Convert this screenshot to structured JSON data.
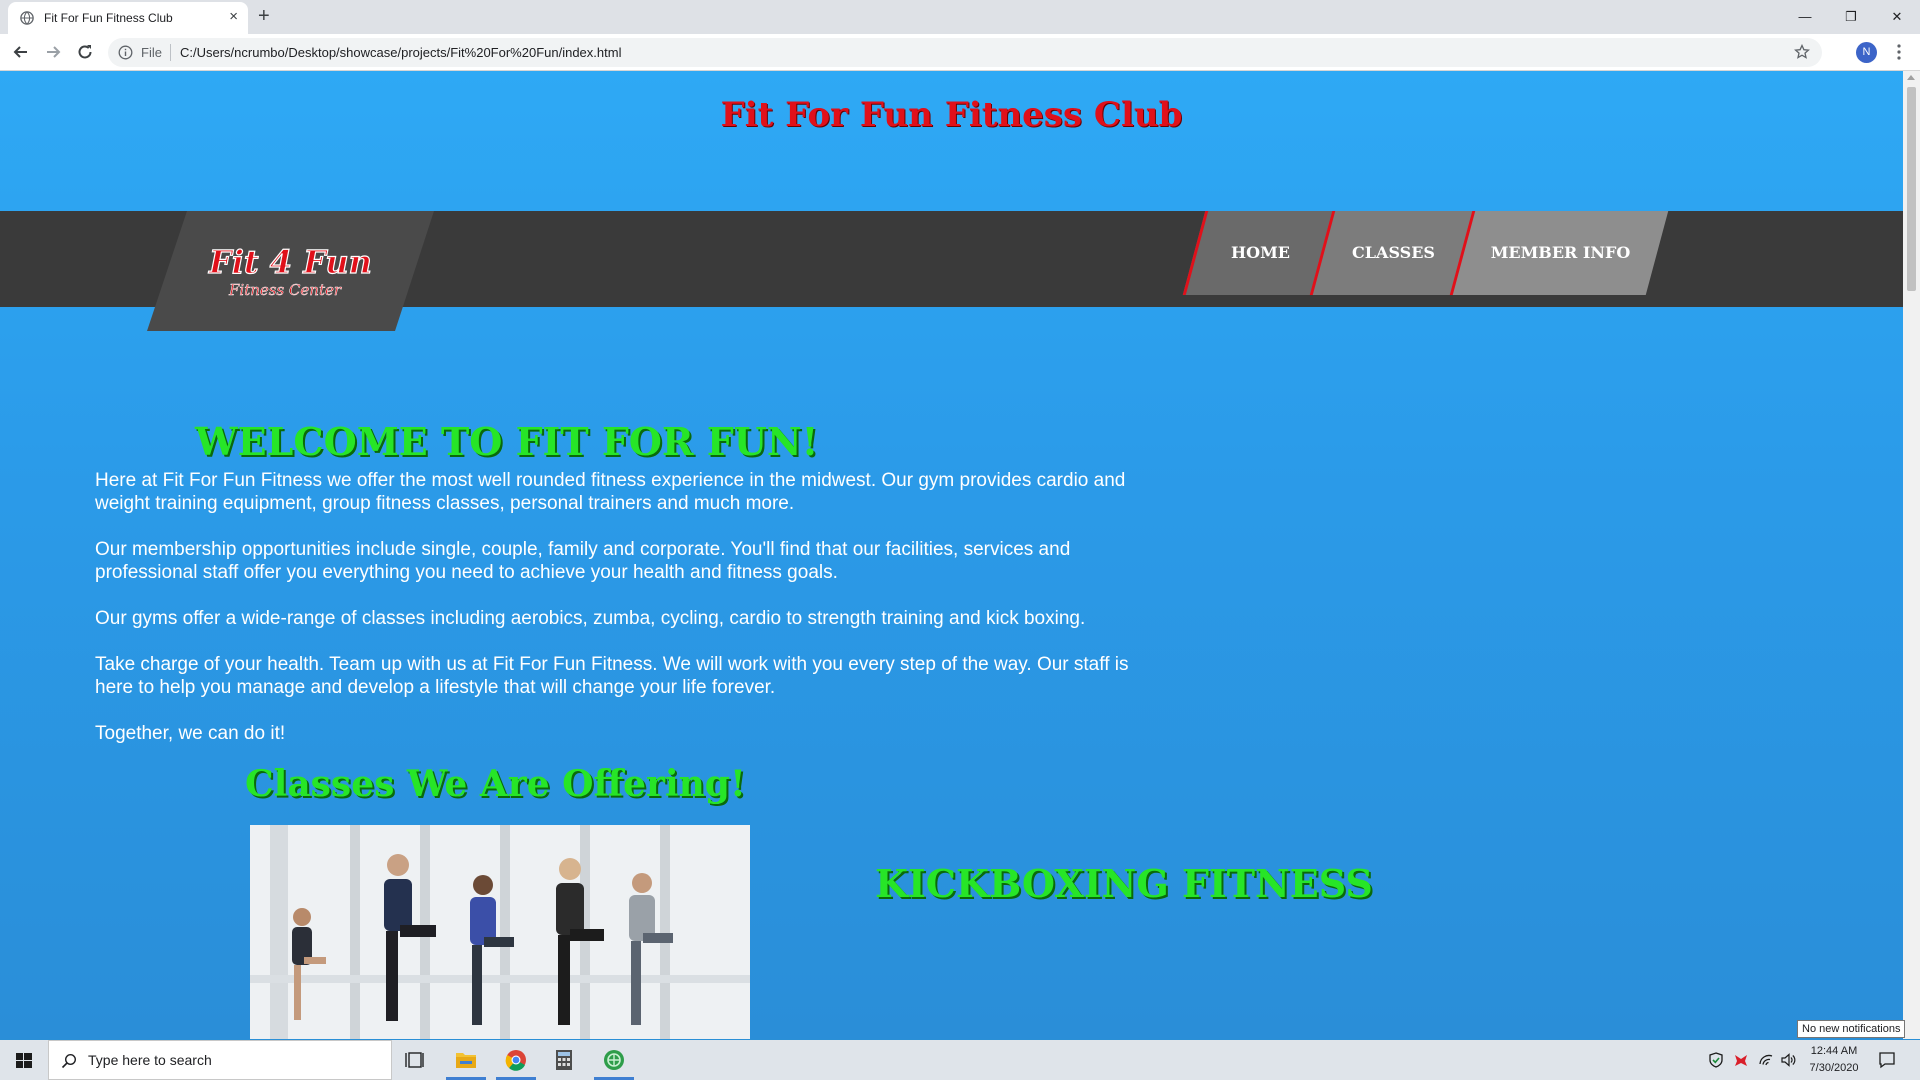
{
  "browser": {
    "tab_title": "Fit For Fun Fitness Club",
    "tab_close": "×",
    "new_tab": "+",
    "url_scheme": "File",
    "url": "C:/Users/ncrumbo/Desktop/showcase/projects/Fit%20For%20Fun/index.html",
    "profile_initial": "N",
    "window_controls": {
      "minimize": "—",
      "maximize": "❐",
      "close": "✕"
    }
  },
  "site": {
    "title": "Fit For Fun Fitness Club",
    "logo_text": "Fit 4 Fun",
    "logo_subtext": "Fitness Center",
    "nav": [
      "HOME",
      "CLASSES",
      "MEMBER INFO"
    ],
    "welcome_heading": "WELCOME TO FIT FOR FUN!",
    "paragraphs": [
      "Here at Fit For Fun Fitness we offer the most well rounded fitness experience in the midwest. Our gym provides cardio and weight training equipment, group fitness classes, personal trainers and much more.",
      "Our membership opportunities include single, couple, family and corporate. You'll find that our facilities, services and professional staff offer you everything you need to achieve your health and fitness goals.",
      "Our gyms offer a wide-range of classes including aerobics, zumba, cycling, cardio to strength training and kick boxing.",
      "Take charge of your health. Team up with us at Fit For Fun Fitness. We will work with you every step of the way. Our staff is here to help you manage and develop a lifestyle that will change your life forever.",
      "Together, we can do it!"
    ],
    "classes_heading": "Classes We Are Offering!",
    "class_name": "KICKBOXING FITNESS"
  },
  "notification_tooltip": "No new notifications",
  "taskbar": {
    "search_placeholder": "Type here to search",
    "time": "12:44 AM",
    "date": "7/30/2020"
  },
  "colors": {
    "page_bg": "#2ea9f5",
    "title_red": "#e0101a",
    "heading_green": "#27e527",
    "navbar": "#3a3a3a"
  }
}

▸ **TASK PROMPT**: Transcribe the listing in full. Omit the pictures and keep every line exact.

▸ **TASK RESPONSE**:
Convert this screenshot to structured JSON data.
{
  "browser": {
    "tab_title": "Fit For Fun Fitness Club",
    "tab_close": "×",
    "new_tab": "+",
    "url_scheme": "File",
    "url": "C:/Users/ncrumbo/Desktop/showcase/projects/Fit%20For%20Fun/index.html",
    "profile_initial": "N",
    "window_controls": {
      "minimize": "—",
      "maximize": "❐",
      "close": "✕"
    }
  },
  "site": {
    "title": "Fit For Fun Fitness Club",
    "logo_text": "Fit 4 Fun",
    "logo_subtext": "Fitness Center",
    "nav": [
      "HOME",
      "CLASSES",
      "MEMBER INFO"
    ],
    "welcome_heading": "WELCOME TO FIT FOR FUN!",
    "paragraphs": [
      "Here at Fit For Fun Fitness we offer the most well rounded fitness experience in the midwest. Our gym provides cardio and weight training equipment, group fitness classes, personal trainers and much more.",
      "Our membership opportunities include single, couple, family and corporate. You'll find that our facilities, services and professional staff offer you everything you need to achieve your health and fitness goals.",
      "Our gyms offer a wide-range of classes including aerobics, zumba, cycling, cardio to strength training and kick boxing.",
      "Take charge of your health. Team up with us at Fit For Fun Fitness. We will work with you every step of the way. Our staff is here to help you manage and develop a lifestyle that will change your life forever.",
      "Together, we can do it!"
    ],
    "classes_heading": "Classes We Are Offering!",
    "class_name": "KICKBOXING FITNESS"
  },
  "notification_tooltip": "No new notifications",
  "taskbar": {
    "search_placeholder": "Type here to search",
    "time": "12:44 AM",
    "date": "7/30/2020"
  },
  "colors": {
    "page_bg": "#2ea9f5",
    "title_red": "#e0101a",
    "heading_green": "#27e527",
    "navbar": "#3a3a3a"
  }
}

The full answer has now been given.